══ DATASET RECORDS ══

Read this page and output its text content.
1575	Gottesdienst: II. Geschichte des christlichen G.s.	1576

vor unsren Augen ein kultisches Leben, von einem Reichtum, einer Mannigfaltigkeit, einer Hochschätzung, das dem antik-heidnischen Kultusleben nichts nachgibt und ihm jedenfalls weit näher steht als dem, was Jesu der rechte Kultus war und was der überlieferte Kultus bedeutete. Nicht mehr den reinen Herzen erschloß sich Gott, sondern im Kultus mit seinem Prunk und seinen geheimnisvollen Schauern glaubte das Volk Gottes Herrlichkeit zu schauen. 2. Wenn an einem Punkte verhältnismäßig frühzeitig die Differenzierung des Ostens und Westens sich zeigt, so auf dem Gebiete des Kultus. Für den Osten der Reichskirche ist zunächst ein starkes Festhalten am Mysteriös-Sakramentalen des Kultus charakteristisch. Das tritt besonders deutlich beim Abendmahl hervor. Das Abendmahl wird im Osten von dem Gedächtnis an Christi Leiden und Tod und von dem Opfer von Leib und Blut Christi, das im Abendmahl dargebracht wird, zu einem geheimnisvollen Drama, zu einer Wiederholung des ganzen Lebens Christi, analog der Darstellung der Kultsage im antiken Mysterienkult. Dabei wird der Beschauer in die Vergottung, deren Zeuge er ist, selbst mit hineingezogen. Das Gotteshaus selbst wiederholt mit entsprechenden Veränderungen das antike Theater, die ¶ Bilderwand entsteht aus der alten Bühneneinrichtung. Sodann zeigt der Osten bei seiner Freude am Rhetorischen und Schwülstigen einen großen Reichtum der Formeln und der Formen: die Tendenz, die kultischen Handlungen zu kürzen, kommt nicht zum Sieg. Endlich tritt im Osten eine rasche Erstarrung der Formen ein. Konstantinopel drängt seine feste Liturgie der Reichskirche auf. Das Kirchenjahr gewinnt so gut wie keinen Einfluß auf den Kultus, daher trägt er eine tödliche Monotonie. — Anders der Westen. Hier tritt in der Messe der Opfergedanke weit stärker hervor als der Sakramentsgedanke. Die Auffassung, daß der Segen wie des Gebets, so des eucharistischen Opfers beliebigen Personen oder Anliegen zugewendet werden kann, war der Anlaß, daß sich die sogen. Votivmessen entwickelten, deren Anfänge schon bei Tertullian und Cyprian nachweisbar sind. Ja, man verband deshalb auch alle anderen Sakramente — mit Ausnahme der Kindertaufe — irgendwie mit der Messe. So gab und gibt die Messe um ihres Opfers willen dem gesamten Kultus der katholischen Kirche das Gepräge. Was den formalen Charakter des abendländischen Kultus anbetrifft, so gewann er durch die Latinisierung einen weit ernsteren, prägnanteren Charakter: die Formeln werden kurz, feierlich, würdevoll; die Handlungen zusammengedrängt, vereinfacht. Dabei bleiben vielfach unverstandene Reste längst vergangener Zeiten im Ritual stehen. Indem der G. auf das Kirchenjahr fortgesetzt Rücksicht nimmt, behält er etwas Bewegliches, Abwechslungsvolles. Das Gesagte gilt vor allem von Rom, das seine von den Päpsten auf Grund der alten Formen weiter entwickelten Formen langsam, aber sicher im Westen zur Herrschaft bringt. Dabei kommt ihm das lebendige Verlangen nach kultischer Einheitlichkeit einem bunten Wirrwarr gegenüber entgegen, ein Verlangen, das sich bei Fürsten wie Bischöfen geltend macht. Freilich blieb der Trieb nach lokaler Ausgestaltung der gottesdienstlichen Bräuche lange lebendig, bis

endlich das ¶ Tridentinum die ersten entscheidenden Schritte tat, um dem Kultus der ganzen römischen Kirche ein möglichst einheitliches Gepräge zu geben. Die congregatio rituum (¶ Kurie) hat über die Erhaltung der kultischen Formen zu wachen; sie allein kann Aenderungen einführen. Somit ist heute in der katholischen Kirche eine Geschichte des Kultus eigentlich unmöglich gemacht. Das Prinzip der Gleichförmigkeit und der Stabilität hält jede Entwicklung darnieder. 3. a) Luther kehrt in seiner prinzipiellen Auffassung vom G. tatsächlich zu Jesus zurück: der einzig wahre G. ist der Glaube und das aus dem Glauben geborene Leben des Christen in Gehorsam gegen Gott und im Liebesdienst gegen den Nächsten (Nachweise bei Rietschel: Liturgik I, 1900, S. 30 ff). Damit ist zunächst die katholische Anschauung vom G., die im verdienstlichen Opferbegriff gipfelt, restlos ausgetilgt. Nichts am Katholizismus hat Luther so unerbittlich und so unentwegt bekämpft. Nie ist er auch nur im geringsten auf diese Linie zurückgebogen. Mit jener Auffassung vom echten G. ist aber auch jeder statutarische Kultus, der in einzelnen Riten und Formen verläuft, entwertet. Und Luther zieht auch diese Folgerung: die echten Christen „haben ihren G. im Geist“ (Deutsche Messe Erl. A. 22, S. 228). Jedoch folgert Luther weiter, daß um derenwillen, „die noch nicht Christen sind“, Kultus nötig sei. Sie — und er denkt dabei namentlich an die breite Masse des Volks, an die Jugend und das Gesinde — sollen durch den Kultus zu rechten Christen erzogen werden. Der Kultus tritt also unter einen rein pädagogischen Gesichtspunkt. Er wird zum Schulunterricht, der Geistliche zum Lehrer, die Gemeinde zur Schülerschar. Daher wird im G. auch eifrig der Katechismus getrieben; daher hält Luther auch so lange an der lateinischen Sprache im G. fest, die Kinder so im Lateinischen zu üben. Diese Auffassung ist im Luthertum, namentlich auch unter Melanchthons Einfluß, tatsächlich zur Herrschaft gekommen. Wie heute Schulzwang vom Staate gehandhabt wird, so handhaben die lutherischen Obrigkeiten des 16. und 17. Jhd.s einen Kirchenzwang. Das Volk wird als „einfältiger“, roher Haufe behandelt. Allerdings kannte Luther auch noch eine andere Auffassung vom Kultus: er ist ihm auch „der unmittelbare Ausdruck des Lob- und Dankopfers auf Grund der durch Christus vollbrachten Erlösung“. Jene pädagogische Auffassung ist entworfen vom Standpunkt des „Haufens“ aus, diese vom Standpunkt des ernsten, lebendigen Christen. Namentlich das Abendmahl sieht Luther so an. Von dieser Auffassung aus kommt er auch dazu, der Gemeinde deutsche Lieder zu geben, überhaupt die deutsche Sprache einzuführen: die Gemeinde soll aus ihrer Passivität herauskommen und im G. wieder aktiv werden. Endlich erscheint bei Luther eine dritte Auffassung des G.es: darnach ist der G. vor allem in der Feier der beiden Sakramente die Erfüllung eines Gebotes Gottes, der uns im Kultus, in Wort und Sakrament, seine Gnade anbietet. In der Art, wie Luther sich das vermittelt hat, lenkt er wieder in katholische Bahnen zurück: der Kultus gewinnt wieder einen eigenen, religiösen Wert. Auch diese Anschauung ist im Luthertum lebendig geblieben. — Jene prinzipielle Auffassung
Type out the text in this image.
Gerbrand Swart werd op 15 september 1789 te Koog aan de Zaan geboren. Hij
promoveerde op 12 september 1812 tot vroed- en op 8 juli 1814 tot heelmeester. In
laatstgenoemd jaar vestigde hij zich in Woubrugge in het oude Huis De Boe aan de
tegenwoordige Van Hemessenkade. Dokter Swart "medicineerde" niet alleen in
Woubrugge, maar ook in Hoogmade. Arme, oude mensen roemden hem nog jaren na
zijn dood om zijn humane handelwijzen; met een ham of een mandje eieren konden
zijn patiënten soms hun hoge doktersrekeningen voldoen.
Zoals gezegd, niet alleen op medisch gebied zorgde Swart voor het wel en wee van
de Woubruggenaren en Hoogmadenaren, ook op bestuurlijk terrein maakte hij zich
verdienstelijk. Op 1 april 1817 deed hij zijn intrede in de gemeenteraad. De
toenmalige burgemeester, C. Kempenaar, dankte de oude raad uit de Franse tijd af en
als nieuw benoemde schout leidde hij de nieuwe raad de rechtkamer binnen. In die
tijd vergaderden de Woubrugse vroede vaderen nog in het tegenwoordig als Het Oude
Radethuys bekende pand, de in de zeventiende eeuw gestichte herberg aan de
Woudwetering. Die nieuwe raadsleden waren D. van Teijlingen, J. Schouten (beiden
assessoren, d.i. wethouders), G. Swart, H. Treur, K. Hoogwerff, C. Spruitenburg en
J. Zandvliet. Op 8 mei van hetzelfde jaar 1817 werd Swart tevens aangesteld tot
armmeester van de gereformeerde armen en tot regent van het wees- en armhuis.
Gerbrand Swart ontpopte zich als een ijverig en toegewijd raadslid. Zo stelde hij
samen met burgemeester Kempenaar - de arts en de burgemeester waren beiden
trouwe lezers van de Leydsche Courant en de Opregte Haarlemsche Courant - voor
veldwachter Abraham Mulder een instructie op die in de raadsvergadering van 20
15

═══

● WHAT THE TASK REQUIRES: Find the lines above that include the string "Gerbrand" and copy them.

● PROBLEM SOLUTION:
Gerbrand Swart werd op 15 september 1789 te Koog aan de Zaan geboren. Hij
Gerbrand Swart ontpopte zich als een ijverig en toegewijd raadslid. Zo stelde hij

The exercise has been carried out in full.